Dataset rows
--- --- ---

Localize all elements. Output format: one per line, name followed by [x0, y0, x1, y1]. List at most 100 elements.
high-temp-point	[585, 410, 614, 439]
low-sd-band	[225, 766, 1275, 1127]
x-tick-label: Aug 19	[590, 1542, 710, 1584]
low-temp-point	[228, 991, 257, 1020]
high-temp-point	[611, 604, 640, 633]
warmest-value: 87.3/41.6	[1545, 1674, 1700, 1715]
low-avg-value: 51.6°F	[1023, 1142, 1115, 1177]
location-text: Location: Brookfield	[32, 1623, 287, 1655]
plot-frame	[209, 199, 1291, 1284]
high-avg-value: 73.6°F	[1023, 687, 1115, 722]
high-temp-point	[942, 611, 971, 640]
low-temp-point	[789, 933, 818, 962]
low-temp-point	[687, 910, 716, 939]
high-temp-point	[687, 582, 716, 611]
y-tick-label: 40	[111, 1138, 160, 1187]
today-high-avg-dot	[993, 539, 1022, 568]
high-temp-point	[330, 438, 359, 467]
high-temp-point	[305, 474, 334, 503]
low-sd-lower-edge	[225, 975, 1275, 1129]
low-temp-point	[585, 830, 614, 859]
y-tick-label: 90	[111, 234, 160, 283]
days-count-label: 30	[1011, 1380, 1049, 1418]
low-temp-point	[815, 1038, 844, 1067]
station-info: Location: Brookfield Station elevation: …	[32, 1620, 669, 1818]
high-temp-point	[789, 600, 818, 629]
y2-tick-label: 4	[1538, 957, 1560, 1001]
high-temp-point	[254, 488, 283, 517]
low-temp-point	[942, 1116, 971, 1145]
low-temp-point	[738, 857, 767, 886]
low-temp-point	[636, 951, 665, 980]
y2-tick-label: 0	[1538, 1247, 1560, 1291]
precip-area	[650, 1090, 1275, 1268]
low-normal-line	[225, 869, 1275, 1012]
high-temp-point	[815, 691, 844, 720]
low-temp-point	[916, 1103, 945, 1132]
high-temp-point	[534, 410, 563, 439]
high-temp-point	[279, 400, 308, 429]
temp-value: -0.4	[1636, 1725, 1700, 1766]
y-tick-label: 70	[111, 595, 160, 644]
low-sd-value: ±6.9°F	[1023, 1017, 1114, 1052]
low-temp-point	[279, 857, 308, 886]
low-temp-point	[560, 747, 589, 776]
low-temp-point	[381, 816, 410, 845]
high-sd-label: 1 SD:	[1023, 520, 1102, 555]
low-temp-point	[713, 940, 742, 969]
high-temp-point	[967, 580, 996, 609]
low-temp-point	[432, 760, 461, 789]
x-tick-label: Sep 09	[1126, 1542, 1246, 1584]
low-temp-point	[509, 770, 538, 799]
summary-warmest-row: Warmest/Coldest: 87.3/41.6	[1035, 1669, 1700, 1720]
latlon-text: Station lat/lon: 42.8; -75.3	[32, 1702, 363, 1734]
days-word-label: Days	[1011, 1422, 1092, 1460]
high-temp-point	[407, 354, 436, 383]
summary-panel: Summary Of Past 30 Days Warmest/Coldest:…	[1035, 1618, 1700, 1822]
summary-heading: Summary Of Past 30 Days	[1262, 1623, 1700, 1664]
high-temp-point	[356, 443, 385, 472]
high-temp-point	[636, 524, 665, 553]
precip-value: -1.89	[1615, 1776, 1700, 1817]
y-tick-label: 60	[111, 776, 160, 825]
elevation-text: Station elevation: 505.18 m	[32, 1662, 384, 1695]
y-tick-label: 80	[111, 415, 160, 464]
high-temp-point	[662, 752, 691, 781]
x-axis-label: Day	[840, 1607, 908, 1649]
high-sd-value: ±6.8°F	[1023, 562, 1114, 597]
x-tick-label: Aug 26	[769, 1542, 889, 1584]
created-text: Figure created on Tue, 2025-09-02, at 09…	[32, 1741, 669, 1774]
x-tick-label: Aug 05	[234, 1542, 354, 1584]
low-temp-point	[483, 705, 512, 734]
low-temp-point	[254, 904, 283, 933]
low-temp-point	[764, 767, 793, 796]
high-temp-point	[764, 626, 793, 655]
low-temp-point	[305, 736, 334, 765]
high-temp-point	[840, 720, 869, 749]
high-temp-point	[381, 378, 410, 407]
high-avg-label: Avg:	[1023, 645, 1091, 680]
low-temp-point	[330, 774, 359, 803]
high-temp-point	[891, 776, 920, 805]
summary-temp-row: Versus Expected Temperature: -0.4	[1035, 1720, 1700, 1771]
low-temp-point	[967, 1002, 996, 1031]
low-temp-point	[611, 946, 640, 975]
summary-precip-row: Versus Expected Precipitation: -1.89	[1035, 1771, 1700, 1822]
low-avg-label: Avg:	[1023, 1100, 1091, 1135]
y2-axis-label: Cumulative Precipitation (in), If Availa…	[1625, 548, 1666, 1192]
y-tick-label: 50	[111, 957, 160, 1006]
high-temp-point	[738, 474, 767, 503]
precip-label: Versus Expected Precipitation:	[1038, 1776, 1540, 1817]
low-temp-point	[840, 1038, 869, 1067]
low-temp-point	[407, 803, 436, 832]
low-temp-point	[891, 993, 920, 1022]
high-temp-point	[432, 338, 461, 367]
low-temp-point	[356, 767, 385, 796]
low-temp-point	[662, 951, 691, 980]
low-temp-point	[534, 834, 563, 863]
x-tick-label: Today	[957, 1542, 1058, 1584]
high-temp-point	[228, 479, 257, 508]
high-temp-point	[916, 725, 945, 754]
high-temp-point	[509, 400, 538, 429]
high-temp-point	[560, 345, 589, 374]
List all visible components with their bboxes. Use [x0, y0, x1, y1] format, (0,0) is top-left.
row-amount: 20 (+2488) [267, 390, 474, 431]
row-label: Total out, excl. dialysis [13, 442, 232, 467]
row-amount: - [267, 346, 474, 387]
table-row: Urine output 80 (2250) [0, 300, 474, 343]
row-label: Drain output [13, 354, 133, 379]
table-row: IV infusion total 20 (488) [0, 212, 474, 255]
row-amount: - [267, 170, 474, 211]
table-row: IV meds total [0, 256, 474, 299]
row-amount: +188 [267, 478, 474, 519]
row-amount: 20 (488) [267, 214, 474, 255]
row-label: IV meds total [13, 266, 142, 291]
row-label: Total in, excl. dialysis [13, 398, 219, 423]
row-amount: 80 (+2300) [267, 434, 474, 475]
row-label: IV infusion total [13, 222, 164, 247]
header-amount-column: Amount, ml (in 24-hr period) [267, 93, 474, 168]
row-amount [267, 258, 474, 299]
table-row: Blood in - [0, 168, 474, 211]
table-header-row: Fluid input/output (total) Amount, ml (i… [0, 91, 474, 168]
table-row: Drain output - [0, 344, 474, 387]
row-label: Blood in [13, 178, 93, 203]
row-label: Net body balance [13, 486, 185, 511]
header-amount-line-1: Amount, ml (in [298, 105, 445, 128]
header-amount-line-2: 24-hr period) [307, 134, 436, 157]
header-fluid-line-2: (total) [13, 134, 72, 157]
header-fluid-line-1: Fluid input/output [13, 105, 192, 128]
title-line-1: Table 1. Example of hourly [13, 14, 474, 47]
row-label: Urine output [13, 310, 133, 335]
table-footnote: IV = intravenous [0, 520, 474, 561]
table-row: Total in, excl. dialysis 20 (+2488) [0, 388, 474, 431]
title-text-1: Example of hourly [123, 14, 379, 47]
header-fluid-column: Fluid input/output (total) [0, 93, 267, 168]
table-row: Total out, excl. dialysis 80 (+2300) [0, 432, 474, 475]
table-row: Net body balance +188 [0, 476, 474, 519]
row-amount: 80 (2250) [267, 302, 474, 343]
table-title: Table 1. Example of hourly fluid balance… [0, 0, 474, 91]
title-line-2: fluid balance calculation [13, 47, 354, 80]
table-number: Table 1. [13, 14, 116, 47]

--- --- ---

Set problem
Write out the data line by line without any changes, beginning with its first line and ending with the line that contains "199, 1291, 1284]".

Response to the task
Localize all elements. Output format: one per line, name followed by [x0, y0, x1, y1]. List at most 100 elements.
high-temp-point	[585, 410, 614, 439]
low-sd-band	[225, 766, 1275, 1127]
x-tick-label: Aug 19	[590, 1542, 710, 1584]
low-temp-point	[228, 991, 257, 1020]
high-temp-point	[611, 604, 640, 633]
warmest-value: 87.3/41.6	[1545, 1674, 1700, 1715]
low-avg-value: 51.6°F	[1023, 1142, 1115, 1177]
location-text: Location: Brookfield	[32, 1623, 287, 1655]
plot-frame	[209, 199, 1291, 1284]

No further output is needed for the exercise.